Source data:
>> START
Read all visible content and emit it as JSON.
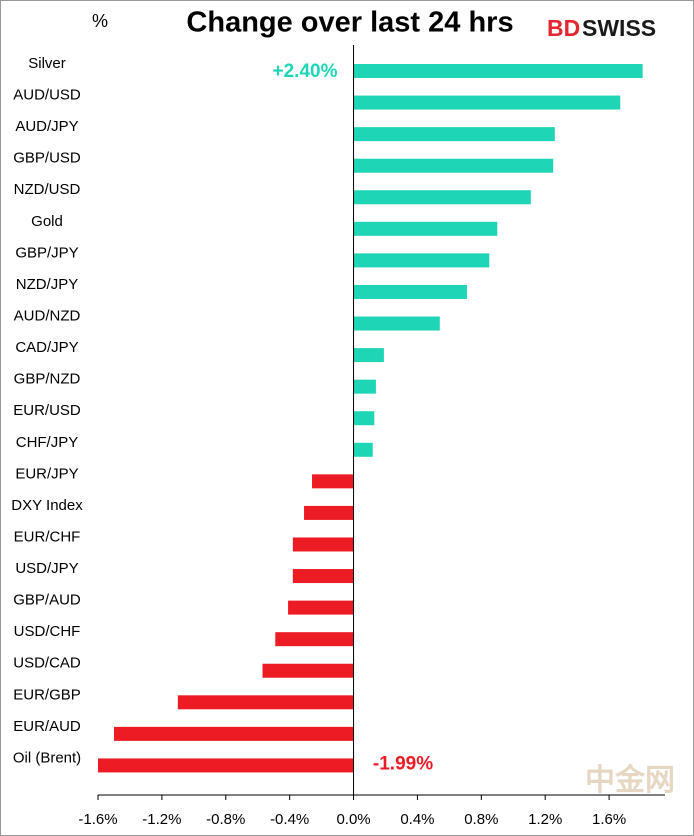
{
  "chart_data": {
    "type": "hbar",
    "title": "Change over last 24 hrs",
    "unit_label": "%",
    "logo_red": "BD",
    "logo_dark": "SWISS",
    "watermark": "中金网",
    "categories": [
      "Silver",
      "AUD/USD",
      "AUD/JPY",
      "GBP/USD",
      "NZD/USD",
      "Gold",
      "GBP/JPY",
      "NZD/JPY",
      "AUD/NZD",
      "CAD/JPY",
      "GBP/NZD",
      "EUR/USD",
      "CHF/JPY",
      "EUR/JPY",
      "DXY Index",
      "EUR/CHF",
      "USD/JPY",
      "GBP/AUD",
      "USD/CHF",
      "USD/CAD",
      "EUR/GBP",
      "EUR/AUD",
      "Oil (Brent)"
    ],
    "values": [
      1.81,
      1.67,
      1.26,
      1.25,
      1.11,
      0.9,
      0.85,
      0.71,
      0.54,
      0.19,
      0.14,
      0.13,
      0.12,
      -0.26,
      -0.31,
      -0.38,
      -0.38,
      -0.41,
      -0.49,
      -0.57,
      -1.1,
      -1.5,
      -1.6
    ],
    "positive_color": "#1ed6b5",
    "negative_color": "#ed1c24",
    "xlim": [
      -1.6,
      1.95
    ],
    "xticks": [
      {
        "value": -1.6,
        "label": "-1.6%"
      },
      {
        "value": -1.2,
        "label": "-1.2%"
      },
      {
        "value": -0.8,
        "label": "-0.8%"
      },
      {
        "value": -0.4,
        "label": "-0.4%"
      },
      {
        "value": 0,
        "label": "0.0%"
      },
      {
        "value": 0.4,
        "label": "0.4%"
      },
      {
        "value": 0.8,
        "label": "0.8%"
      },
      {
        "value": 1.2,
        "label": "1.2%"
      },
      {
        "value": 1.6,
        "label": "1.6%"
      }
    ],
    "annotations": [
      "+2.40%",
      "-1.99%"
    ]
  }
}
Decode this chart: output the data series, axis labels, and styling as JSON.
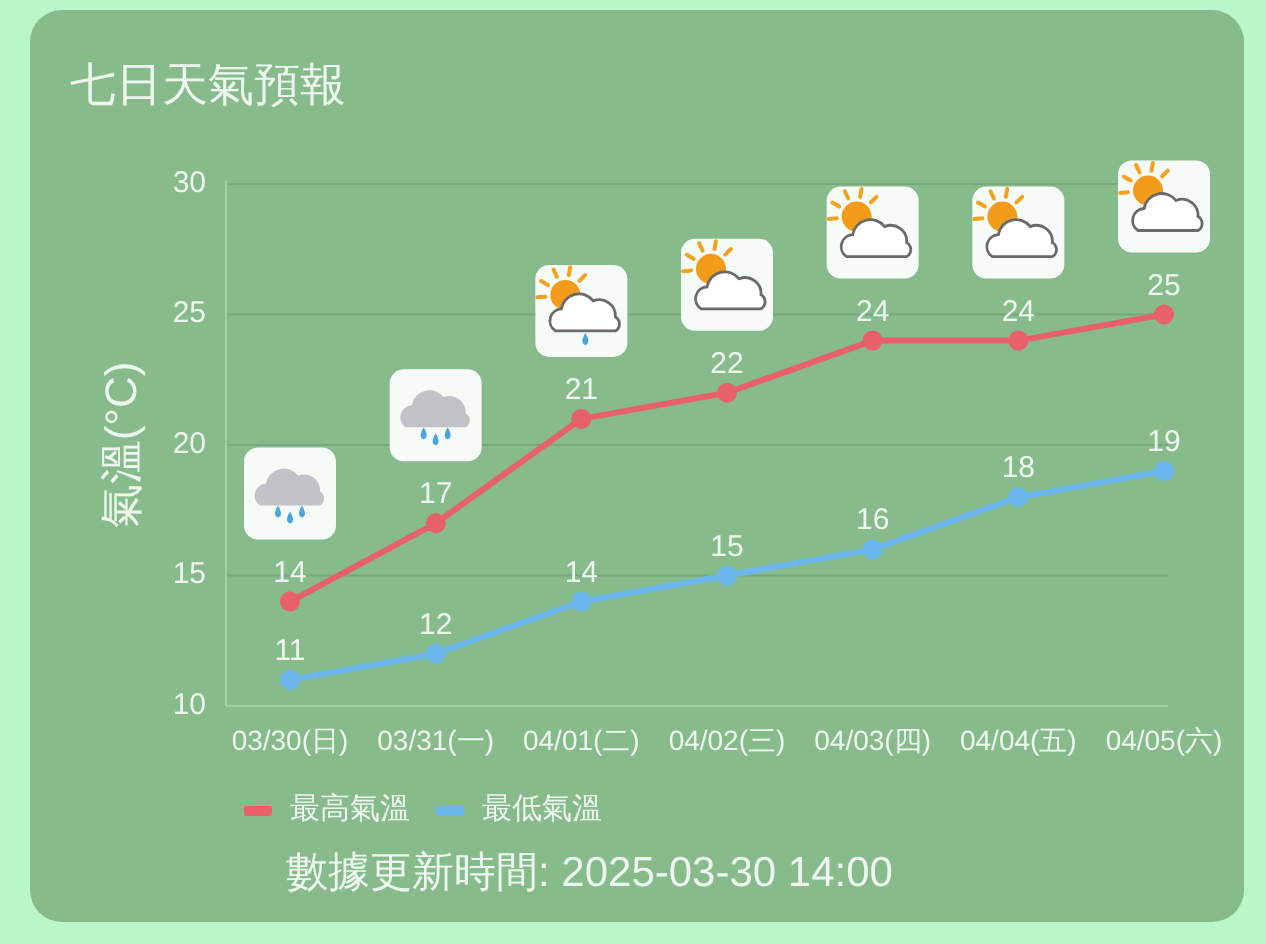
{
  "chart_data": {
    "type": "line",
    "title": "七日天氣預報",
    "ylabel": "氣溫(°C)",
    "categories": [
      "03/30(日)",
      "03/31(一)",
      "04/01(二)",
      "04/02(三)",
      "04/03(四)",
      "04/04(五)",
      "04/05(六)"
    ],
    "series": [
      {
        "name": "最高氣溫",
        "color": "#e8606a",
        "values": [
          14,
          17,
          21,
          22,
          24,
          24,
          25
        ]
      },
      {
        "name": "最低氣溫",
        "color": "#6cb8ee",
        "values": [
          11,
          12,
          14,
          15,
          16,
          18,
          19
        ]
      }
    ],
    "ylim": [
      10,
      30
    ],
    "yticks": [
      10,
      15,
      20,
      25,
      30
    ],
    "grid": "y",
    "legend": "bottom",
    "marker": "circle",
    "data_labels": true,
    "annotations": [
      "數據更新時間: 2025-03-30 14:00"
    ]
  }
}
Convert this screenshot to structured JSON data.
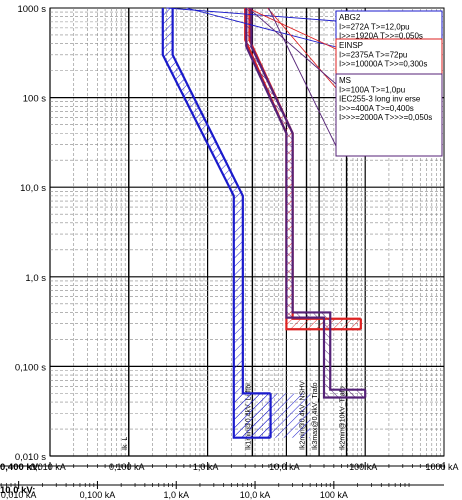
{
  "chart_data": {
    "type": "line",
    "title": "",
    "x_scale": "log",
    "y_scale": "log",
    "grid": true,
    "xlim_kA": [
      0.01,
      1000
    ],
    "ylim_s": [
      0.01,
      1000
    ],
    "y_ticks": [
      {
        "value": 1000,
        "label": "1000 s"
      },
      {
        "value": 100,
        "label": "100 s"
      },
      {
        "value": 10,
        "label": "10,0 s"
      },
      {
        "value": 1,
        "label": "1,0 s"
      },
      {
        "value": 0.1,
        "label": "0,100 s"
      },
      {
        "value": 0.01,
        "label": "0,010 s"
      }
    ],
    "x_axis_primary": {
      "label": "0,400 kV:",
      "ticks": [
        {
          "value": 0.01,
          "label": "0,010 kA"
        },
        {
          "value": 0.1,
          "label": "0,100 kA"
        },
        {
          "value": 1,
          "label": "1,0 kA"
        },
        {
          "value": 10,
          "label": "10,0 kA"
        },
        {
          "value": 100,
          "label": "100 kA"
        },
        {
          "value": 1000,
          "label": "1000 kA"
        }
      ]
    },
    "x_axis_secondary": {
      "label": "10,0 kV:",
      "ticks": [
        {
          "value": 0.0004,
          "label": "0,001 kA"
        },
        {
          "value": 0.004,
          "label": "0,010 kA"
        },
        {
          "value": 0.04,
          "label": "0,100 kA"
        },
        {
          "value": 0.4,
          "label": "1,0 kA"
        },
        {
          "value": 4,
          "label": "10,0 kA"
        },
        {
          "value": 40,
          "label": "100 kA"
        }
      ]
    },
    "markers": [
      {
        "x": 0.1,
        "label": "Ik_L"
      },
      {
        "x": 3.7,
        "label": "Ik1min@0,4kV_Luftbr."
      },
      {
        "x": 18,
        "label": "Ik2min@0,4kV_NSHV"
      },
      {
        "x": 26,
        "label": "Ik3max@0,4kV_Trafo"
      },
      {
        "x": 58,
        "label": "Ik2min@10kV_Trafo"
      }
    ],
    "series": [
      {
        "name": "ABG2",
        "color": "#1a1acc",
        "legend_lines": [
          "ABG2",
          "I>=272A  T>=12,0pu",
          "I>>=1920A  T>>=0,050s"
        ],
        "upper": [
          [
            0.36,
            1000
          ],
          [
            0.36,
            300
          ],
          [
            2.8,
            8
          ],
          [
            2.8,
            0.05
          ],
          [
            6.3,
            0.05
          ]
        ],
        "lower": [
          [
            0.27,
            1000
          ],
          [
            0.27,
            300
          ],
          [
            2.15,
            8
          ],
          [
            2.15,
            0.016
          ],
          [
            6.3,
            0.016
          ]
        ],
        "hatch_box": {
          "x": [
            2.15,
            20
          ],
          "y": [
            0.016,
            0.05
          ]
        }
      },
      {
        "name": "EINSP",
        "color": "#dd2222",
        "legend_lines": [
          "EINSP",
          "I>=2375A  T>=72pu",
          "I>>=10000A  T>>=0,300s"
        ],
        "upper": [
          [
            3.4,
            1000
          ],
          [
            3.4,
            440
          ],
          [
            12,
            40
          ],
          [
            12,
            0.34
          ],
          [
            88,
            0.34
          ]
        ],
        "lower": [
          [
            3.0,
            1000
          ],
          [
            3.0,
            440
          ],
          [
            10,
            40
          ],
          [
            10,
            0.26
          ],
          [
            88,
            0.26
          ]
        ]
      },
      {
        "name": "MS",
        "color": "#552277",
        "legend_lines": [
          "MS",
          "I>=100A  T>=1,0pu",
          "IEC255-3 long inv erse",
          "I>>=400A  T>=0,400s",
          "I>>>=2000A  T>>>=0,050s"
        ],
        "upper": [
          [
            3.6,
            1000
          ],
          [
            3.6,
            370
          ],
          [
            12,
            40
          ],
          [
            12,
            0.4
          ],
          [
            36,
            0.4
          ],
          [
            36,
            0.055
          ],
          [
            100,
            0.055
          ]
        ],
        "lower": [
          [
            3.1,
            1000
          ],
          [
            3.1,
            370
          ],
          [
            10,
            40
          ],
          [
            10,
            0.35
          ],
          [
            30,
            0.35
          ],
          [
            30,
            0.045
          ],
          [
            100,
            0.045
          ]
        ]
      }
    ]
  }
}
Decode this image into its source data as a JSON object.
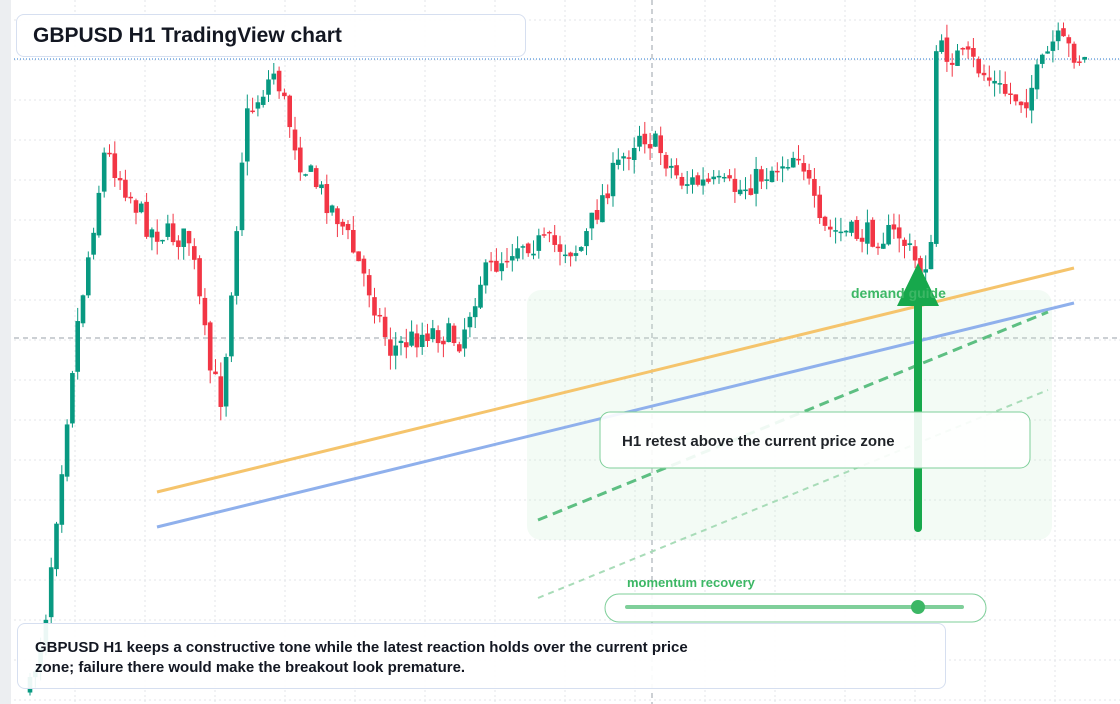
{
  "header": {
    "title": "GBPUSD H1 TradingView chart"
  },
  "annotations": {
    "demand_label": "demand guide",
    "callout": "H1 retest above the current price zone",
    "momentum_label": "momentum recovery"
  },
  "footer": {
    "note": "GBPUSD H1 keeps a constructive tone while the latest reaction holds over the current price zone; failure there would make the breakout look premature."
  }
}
>> END
Copy each line that holds the word "current".

_TASK SOLUTION_
    "callout": "H1 retest above the current price zone",
    "note": "GBPUSD H1 keeps a constructive tone while the latest reaction holds over the current price zone; failure there would make the breakout look premature."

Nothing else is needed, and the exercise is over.